WHAT YOU SHOULD DO: Find the lines with the string "情节严重扣" and return them.

EXERCISE MATERIALS:

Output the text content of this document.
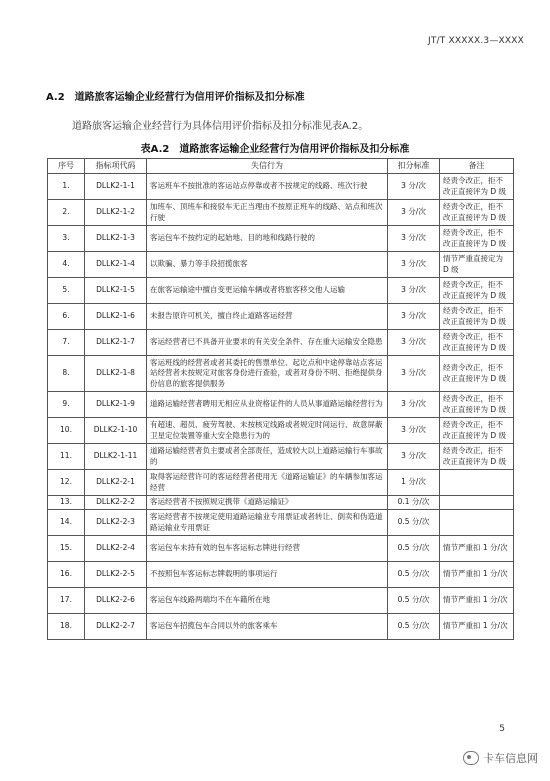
JT/T XXXXX.3—XXXX
A.2　道路旅客运输企业经营行为信用评价指标及扣分标准
道路旅客运输企业经营行为具体信用评价指标及扣分标准见表A.2。
表A.2　道路旅客运输企业经营行为信用评价指标及扣分标准
序号	指标项代码	失信行为	扣分标准	备注
1.	DLLK2-1-1	客运班车不按批准的客运站点停靠或者不按规定的线路、班次行驶	3 分/次	经责令改正，拒不改正直接评为 D 级
2.	DLLK2-1-2	加班车、顶班车和接驳车无正当理由不按原正班车的线路、站点和班次行驶	3 分/次	经责令改正，拒不改正直接评为 D 级
3.	DLLK2-1-3	客运包车不按约定的起始地、目的地和线路行驶的	3 分/次	经责令改正，拒不改正直接评为 D 级
4.	DLLK2-1-4	以欺骗、暴力等手段招揽旅客	3 分/次	情节严重直接定为 D 级
5.	DLLK2-1-5	在旅客运输途中擅自变更运输车辆或者将旅客移交他人运输	3 分/次	经责令改正，拒不改正直接评为 D 级
6.	DLLK2-1-6	未报告原许可机关，擅自终止道路客运经营	3 分/次	经责令改正，拒不改正直接评为 D 级
7.	DLLK2-1-7	客运经营者已不具备开业要求的有关安全条件、存在重大运输安全隐患	3 分/次	经责令改正，拒不改正直接评为 D 级
8.	DLLK2-1-8	客运班线的经营者或者其委托的售票单位、起讫点和中途停靠站点客运站经营者未按规定对旅客身份进行查验，或者对身份不明、拒绝提供身份信息的旅客提供服务	3 分/次	经责令改正，拒不改正直接评为 D 级
9.	DLLK2-1-9	道路运输经营者聘用无相应从业资格证件的人员从事道路运输经营行为	3 分/次	经责令改正，拒不改正直接评为 D 级
10.	DLLK2-1-10	有超速、超员、疲劳驾驶、未按核定线路或者规定时间运行、故意屏蔽卫星定位装置等重大安全隐患行为的	3 分/次	经责令改正，拒不改正直接评为 D 级
11.	DLLK2-1-11	道路运输经营者负主要或者全部责任，造成较大以上道路运输行车事故的	3 分/次	经责令改正，拒不改正直接评为 D 级
12.	DLLK2-2-1	取得客运经营许可的客运经营者使用无《道路运输证》的车辆参加客运经营	1 分/次	
13.	DLLK2-2-2	客运经营者不按照规定携带《道路运输证》	0.1 分/次	
14.	DLLK2-2-3	客运经营者不按规定使用道路运输业专用票证或者转让、倒卖和伪造道路运输业专用票证	0.5 分/次	
15.	DLLK2-2-4	客运包车未持有效的包车客运标志牌进行经营	0.5 分/次	情节严重扣 1 分/次
16.	DLLK2-2-5	不按照包车客运标志牌载明的事项运行	0.5 分/次	情节严重扣 1 分/次
17.	DLLK2-2-6	客运包车线路两端均不在车籍所在地	0.5 分/次	情节严重扣 1 分/次
18.	DLLK2-2-7	客运包车招揽包车合同以外的旅客乘车	0.5 分/次	情节严重扣 1 分/次
5
卡车信息网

FINISHED EXERCISE:
15.	DLLK2-2-4	客运包车未持有效的包车客运标志牌进行经营	0.5 分/次	情节严重扣 1 分/次
16.	DLLK2-2-5	不按照包车客运标志牌载明的事项运行	0.5 分/次	情节严重扣 1 分/次
17.	DLLK2-2-6	客运包车线路两端均不在车籍所在地	0.5 分/次	情节严重扣 1 分/次
18.	DLLK2-2-7	客运包车招揽包车合同以外的旅客乘车	0.5 分/次	情节严重扣 1 分/次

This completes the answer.